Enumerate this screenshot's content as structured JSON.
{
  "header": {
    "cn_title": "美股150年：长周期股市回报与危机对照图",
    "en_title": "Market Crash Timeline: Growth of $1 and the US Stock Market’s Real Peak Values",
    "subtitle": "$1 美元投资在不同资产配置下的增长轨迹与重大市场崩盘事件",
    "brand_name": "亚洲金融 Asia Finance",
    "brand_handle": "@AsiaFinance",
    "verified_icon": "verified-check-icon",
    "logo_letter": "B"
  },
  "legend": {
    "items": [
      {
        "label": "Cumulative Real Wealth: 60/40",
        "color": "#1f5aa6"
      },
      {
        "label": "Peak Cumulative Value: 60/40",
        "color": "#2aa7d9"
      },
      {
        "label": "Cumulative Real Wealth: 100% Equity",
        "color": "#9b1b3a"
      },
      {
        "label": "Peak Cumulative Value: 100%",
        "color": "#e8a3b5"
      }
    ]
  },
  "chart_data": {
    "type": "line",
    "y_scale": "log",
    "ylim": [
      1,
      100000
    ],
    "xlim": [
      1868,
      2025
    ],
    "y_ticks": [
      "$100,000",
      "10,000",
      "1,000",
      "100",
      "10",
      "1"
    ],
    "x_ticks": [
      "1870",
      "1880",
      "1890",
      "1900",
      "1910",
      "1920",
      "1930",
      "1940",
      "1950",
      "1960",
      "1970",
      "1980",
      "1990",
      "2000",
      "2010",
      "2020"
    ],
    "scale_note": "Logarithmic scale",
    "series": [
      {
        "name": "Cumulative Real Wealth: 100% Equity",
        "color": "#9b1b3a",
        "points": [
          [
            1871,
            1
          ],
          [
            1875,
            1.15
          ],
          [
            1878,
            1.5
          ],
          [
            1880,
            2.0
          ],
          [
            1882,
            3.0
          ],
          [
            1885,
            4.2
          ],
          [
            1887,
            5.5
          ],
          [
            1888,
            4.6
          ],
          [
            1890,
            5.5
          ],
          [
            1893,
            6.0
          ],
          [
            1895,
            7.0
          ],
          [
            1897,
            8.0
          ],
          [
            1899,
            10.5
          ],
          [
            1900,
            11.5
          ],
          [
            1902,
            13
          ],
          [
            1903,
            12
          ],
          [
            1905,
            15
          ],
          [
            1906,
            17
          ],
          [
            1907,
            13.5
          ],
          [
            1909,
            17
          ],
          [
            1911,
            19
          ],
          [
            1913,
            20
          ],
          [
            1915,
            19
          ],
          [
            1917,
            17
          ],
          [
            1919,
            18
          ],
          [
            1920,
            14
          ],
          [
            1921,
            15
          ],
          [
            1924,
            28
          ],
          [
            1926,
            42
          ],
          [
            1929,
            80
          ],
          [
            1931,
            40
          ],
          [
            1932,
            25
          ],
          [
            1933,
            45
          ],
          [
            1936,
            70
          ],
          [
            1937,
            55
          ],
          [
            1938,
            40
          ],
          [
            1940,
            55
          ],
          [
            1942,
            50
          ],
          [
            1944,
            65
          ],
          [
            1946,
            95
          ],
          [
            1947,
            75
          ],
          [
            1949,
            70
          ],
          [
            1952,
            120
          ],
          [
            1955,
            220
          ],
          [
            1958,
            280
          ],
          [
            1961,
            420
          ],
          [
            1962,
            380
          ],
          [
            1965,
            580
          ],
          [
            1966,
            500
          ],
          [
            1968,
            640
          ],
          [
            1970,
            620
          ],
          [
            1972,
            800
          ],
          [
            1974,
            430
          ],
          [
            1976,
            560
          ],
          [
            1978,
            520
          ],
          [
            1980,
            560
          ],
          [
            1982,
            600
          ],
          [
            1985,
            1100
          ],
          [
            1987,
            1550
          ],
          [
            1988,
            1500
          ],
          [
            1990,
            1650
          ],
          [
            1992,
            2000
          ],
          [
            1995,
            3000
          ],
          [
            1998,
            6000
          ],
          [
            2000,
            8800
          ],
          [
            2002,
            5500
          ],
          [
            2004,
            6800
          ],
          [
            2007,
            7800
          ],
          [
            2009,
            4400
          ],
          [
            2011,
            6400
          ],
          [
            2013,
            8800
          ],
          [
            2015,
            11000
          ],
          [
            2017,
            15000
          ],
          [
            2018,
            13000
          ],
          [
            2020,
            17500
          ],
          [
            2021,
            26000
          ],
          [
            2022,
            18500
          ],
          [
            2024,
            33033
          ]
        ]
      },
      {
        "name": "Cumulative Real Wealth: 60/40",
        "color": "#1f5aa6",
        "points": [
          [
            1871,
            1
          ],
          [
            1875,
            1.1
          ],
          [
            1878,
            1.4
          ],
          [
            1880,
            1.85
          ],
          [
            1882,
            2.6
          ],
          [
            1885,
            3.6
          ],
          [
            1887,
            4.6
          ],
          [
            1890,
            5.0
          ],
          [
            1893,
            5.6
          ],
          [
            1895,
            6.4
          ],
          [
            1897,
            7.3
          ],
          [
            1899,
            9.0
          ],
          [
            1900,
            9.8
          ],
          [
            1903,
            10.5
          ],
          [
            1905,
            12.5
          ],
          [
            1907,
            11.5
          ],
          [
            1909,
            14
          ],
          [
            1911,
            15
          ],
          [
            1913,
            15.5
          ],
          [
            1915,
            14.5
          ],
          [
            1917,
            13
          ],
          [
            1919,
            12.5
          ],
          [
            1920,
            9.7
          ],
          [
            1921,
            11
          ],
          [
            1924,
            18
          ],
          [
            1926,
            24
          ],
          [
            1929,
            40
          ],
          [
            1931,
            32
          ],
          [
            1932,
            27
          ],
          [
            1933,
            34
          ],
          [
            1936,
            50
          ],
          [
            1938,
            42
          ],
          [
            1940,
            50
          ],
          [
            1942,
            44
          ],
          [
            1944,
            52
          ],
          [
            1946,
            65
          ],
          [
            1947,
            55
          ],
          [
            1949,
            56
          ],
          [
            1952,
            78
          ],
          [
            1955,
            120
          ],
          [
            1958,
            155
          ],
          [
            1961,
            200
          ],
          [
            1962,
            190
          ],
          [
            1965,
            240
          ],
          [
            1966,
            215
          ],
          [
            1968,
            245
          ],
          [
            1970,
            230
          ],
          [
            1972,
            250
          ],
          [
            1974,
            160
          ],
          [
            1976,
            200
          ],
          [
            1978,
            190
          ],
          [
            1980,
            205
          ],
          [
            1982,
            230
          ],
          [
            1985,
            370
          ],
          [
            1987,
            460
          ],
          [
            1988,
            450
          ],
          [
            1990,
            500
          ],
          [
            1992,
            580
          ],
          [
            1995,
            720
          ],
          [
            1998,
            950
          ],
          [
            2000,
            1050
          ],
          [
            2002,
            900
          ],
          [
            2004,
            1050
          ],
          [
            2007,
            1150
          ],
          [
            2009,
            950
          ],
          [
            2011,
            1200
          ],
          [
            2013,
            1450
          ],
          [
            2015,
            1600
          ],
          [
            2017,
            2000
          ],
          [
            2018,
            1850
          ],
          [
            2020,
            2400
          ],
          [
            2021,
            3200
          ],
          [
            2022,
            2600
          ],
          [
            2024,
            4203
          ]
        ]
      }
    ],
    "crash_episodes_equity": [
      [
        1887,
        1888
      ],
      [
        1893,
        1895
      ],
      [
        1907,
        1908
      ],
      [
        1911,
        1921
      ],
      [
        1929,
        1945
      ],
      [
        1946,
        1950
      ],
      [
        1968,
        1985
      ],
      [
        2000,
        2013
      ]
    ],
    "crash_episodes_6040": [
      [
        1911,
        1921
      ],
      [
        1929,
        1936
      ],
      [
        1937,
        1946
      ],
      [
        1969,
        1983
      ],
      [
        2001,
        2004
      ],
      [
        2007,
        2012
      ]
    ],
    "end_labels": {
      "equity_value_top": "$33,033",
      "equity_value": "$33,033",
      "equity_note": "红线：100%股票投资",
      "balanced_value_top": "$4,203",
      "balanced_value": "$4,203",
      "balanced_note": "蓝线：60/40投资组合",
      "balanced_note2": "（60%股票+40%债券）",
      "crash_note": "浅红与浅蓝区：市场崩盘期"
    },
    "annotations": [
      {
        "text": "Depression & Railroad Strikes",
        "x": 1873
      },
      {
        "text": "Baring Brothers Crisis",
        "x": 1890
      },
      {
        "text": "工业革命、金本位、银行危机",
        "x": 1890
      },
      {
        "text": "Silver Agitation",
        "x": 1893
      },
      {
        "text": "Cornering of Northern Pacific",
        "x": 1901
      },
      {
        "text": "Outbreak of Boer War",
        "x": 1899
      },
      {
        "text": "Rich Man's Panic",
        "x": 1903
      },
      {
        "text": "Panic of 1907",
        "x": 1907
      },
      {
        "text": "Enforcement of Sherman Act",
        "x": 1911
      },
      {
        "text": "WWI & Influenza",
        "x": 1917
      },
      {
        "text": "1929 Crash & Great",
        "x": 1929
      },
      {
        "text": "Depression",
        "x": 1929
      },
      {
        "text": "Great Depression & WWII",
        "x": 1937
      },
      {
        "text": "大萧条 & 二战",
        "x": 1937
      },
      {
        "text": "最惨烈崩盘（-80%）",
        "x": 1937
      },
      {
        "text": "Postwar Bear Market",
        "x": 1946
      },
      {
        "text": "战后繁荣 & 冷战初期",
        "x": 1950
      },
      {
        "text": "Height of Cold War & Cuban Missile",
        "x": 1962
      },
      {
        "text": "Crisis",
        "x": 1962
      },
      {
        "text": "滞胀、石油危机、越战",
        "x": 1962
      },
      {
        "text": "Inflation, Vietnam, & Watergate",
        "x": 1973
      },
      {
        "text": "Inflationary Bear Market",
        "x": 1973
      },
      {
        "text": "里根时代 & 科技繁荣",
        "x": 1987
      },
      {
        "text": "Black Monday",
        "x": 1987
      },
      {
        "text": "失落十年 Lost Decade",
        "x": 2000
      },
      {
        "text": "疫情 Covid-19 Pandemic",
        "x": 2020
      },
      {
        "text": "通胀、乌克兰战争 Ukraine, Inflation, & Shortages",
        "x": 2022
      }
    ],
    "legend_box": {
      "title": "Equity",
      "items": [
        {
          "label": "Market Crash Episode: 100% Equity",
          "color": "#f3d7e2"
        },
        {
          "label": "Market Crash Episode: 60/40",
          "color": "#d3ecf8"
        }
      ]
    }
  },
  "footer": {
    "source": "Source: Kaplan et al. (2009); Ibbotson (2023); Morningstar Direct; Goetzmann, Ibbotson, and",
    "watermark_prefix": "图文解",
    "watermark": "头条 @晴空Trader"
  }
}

----------------------------------------

Say how many lines in the records hold "Cumulative", with the number as the whole reply.

6